[Provided data]
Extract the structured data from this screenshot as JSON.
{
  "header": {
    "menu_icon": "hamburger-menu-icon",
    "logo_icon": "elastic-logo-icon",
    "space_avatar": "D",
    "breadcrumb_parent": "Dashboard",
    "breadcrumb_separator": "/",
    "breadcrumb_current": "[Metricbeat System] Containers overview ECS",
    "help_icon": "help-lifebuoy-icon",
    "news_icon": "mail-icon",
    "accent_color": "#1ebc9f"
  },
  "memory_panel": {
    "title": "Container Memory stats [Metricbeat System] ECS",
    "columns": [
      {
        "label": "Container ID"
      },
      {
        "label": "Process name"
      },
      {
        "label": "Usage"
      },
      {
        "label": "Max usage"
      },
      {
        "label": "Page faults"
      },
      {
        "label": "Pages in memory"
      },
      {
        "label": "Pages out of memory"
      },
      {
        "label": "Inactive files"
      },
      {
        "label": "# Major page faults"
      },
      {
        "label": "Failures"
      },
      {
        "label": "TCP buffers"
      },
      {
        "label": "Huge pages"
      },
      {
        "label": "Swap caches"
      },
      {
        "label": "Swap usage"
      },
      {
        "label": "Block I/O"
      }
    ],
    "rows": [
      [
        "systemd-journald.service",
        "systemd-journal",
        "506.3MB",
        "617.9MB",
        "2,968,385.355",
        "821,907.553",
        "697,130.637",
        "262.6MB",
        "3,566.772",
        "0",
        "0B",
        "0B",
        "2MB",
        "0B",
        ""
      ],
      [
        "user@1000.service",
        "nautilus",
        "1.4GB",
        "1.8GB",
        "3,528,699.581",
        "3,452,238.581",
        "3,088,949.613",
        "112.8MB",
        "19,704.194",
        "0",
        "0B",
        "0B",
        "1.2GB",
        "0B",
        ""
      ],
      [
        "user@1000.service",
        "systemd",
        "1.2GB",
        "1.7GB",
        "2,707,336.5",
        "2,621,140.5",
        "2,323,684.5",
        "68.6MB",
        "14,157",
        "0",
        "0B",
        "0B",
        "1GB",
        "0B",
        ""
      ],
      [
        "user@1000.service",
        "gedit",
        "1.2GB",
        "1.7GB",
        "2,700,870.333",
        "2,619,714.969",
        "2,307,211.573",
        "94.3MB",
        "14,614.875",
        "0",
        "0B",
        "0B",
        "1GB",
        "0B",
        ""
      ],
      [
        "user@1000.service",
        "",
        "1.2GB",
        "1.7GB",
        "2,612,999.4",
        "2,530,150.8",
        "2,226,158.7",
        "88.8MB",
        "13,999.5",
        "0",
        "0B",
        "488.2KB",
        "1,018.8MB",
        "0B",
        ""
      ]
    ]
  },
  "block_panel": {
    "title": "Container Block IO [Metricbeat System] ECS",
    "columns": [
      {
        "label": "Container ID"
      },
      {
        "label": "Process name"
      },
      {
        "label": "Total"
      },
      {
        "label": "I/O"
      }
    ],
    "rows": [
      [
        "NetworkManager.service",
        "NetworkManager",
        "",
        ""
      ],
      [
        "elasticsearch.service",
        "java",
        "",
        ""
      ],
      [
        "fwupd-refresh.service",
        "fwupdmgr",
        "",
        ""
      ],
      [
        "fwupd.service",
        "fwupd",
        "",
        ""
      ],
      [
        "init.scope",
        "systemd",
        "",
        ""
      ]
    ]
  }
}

[What you will do]
Please reproduce the entire listing, exactly as shown.

[Answer to this exercise]
Extract the structured data from this screenshot as JSON.
{
  "header": {
    "menu_icon": "hamburger-menu-icon",
    "logo_icon": "elastic-logo-icon",
    "space_avatar": "D",
    "breadcrumb_parent": "Dashboard",
    "breadcrumb_separator": "/",
    "breadcrumb_current": "[Metricbeat System] Containers overview ECS",
    "help_icon": "help-lifebuoy-icon",
    "news_icon": "mail-icon",
    "accent_color": "#1ebc9f"
  },
  "memory_panel": {
    "title": "Container Memory stats [Metricbeat System] ECS",
    "columns": [
      {
        "label": "Container ID"
      },
      {
        "label": "Process name"
      },
      {
        "label": "Usage"
      },
      {
        "label": "Max usage"
      },
      {
        "label": "Page faults"
      },
      {
        "label": "Pages in memory"
      },
      {
        "label": "Pages out of memory"
      },
      {
        "label": "Inactive files"
      },
      {
        "label": "# Major page faults"
      },
      {
        "label": "Failures"
      },
      {
        "label": "TCP buffers"
      },
      {
        "label": "Huge pages"
      },
      {
        "label": "Swap caches"
      },
      {
        "label": "Swap usage"
      },
      {
        "label": "Block I/O"
      }
    ],
    "rows": [
      [
        "systemd-journald.service",
        "systemd-journal",
        "506.3MB",
        "617.9MB",
        "2,968,385.355",
        "821,907.553",
        "697,130.637",
        "262.6MB",
        "3,566.772",
        "0",
        "0B",
        "0B",
        "2MB",
        "0B",
        ""
      ],
      [
        "user@1000.service",
        "nautilus",
        "1.4GB",
        "1.8GB",
        "3,528,699.581",
        "3,452,238.581",
        "3,088,949.613",
        "112.8MB",
        "19,704.194",
        "0",
        "0B",
        "0B",
        "1.2GB",
        "0B",
        ""
      ],
      [
        "user@1000.service",
        "systemd",
        "1.2GB",
        "1.7GB",
        "2,707,336.5",
        "2,621,140.5",
        "2,323,684.5",
        "68.6MB",
        "14,157",
        "0",
        "0B",
        "0B",
        "1GB",
        "0B",
        ""
      ],
      [
        "user@1000.service",
        "gedit",
        "1.2GB",
        "1.7GB",
        "2,700,870.333",
        "2,619,714.969",
        "2,307,211.573",
        "94.3MB",
        "14,614.875",
        "0",
        "0B",
        "0B",
        "1GB",
        "0B",
        ""
      ],
      [
        "user@1000.service",
        "",
        "1.2GB",
        "1.7GB",
        "2,612,999.4",
        "2,530,150.8",
        "2,226,158.7",
        "88.8MB",
        "13,999.5",
        "0",
        "0B",
        "488.2KB",
        "1,018.8MB",
        "0B",
        ""
      ]
    ]
  },
  "block_panel": {
    "title": "Container Block IO [Metricbeat System] ECS",
    "columns": [
      {
        "label": "Container ID"
      },
      {
        "label": "Process name"
      },
      {
        "label": "Total"
      },
      {
        "label": "I/O"
      }
    ],
    "rows": [
      [
        "NetworkManager.service",
        "NetworkManager",
        "",
        ""
      ],
      [
        "elasticsearch.service",
        "java",
        "",
        ""
      ],
      [
        "fwupd-refresh.service",
        "fwupdmgr",
        "",
        ""
      ],
      [
        "fwupd.service",
        "fwupd",
        "",
        ""
      ],
      [
        "init.scope",
        "systemd",
        "",
        ""
      ]
    ]
  }
}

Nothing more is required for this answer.